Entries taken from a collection

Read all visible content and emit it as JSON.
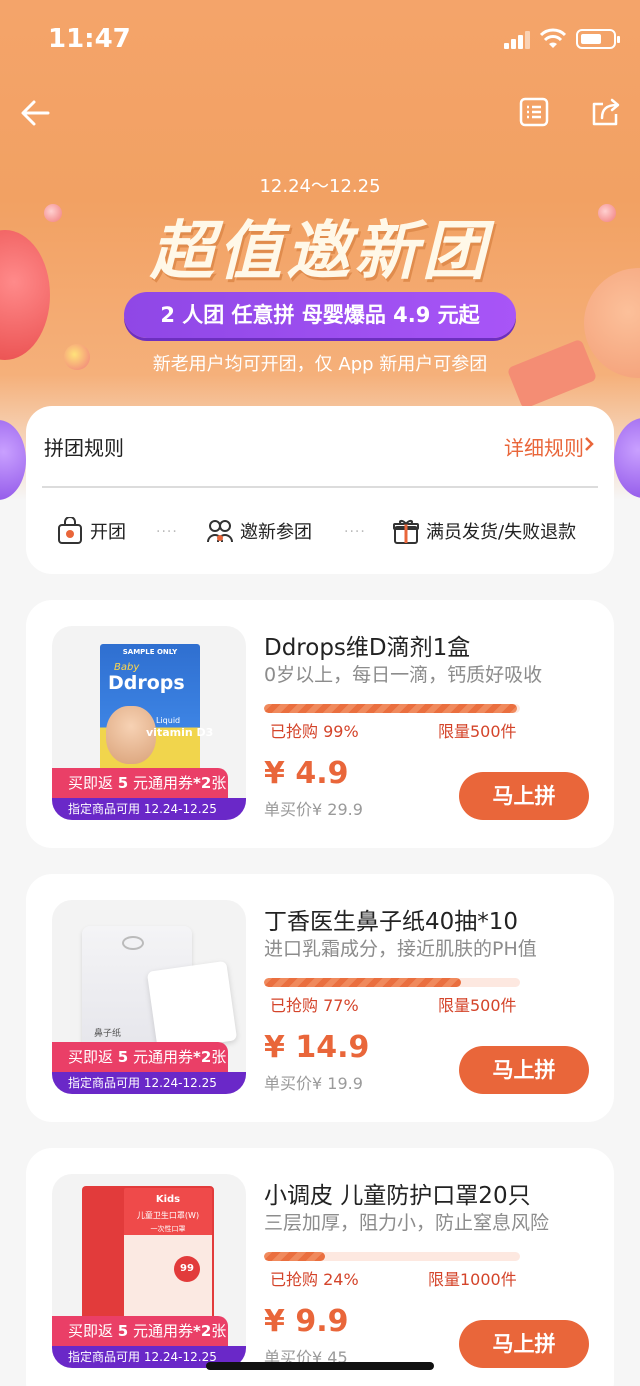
{
  "status_bar": {
    "time": "11:47"
  },
  "hero": {
    "date_range": "12.24～12.25",
    "title": "超值邀新团",
    "banner": "2 人团 任意拼   母婴爆品 4.9 元起",
    "subtitle": "新老用户均可开团，仅 App 新用户可参团"
  },
  "rules": {
    "title": "拼团规则",
    "detail_link": "详细规则",
    "steps": [
      "开团",
      "邀新参团",
      "满员发货/失败退款"
    ],
    "dots": "····"
  },
  "products": [
    {
      "name": "Ddrops维D滴剂1盒",
      "desc": "0岁以上，每日一滴，钙质好吸收",
      "sold_label": "已抢购 99%",
      "progress": 0.99,
      "limit": "限量500件",
      "price": "¥ 4.9",
      "original": "单买价¥ 29.9",
      "button": "马上拼",
      "coupon_pre": "买即返 ",
      "coupon_amount": "5",
      "coupon_mid": " 元通用券",
      "coupon_count": "*2",
      "coupon_post": "张",
      "coupon_note": "指定商品可用   12.24-12.25",
      "image_text": {
        "top": "SAMPLE ONLY",
        "brand_small": "Baby",
        "brand": "Ddrops",
        "liquid": "Liquid",
        "vitamin": "vitamin D3"
      }
    },
    {
      "name": "丁香医生鼻子纸40抽*10",
      "desc": "进口乳霜成分，接近肌肤的PH值",
      "sold_label": "已抢购 77%",
      "progress": 0.77,
      "limit": "限量500件",
      "price": "¥ 14.9",
      "original": "单买价¥ 19.9",
      "button": "马上拼",
      "coupon_pre": "买即返 ",
      "coupon_amount": "5",
      "coupon_mid": " 元通用券",
      "coupon_count": "*2",
      "coupon_post": "张",
      "coupon_note": "指定商品可用   12.24-12.25",
      "image_text": {
        "label": "鼻子纸"
      }
    },
    {
      "name": "小调皮 儿童防护口罩20只",
      "desc": "三层加厚，阻力小，防止窒息风险",
      "sold_label": "已抢购 24%",
      "progress": 0.24,
      "limit": "限量1000件",
      "price": "¥ 9.9",
      "original": "单买价¥ 45",
      "button": "马上拼",
      "coupon_pre": "买即返 ",
      "coupon_amount": "5",
      "coupon_mid": " 元通用券",
      "coupon_count": "*2",
      "coupon_post": "张",
      "coupon_note": "指定商品可用   12.24-12.25",
      "image_text": {
        "brand": "Kids",
        "label": "儿童卫生口罩(W)",
        "sub": "一次性口罩",
        "badge": "99"
      }
    }
  ],
  "colors": {
    "accent": "#e9663a",
    "coupon_pink": "#ea3f67",
    "coupon_purple": "#6a28c8",
    "hero": "#f4a46a"
  }
}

__Set exercise__. Each record should be quoted exactly, with the images omitted.

__Task answer__.
Read all visible content and emit it as JSON.
{
  "status_bar": {
    "time": "11:47"
  },
  "hero": {
    "date_range": "12.24～12.25",
    "title": "超值邀新团",
    "banner": "2 人团 任意拼   母婴爆品 4.9 元起",
    "subtitle": "新老用户均可开团，仅 App 新用户可参团"
  },
  "rules": {
    "title": "拼团规则",
    "detail_link": "详细规则",
    "steps": [
      "开团",
      "邀新参团",
      "满员发货/失败退款"
    ],
    "dots": "····"
  },
  "products": [
    {
      "name": "Ddrops维D滴剂1盒",
      "desc": "0岁以上，每日一滴，钙质好吸收",
      "sold_label": "已抢购 99%",
      "progress": 0.99,
      "limit": "限量500件",
      "price": "¥ 4.9",
      "original": "单买价¥ 29.9",
      "button": "马上拼",
      "coupon_pre": "买即返 ",
      "coupon_amount": "5",
      "coupon_mid": " 元通用券",
      "coupon_count": "*2",
      "coupon_post": "张",
      "coupon_note": "指定商品可用   12.24-12.25",
      "image_text": {
        "top": "SAMPLE ONLY",
        "brand_small": "Baby",
        "brand": "Ddrops",
        "liquid": "Liquid",
        "vitamin": "vitamin D3"
      }
    },
    {
      "name": "丁香医生鼻子纸40抽*10",
      "desc": "进口乳霜成分，接近肌肤的PH值",
      "sold_label": "已抢购 77%",
      "progress": 0.77,
      "limit": "限量500件",
      "price": "¥ 14.9",
      "original": "单买价¥ 19.9",
      "button": "马上拼",
      "coupon_pre": "买即返 ",
      "coupon_amount": "5",
      "coupon_mid": " 元通用券",
      "coupon_count": "*2",
      "coupon_post": "张",
      "coupon_note": "指定商品可用   12.24-12.25",
      "image_text": {
        "label": "鼻子纸"
      }
    },
    {
      "name": "小调皮 儿童防护口罩20只",
      "desc": "三层加厚，阻力小，防止窒息风险",
      "sold_label": "已抢购 24%",
      "progress": 0.24,
      "limit": "限量1000件",
      "price": "¥ 9.9",
      "original": "单买价¥ 45",
      "button": "马上拼",
      "coupon_pre": "买即返 ",
      "coupon_amount": "5",
      "coupon_mid": " 元通用券",
      "coupon_count": "*2",
      "coupon_post": "张",
      "coupon_note": "指定商品可用   12.24-12.25",
      "image_text": {
        "brand": "Kids",
        "label": "儿童卫生口罩(W)",
        "sub": "一次性口罩",
        "badge": "99"
      }
    }
  ],
  "colors": {
    "accent": "#e9663a",
    "coupon_pink": "#ea3f67",
    "coupon_purple": "#6a28c8",
    "hero": "#f4a46a"
  }
}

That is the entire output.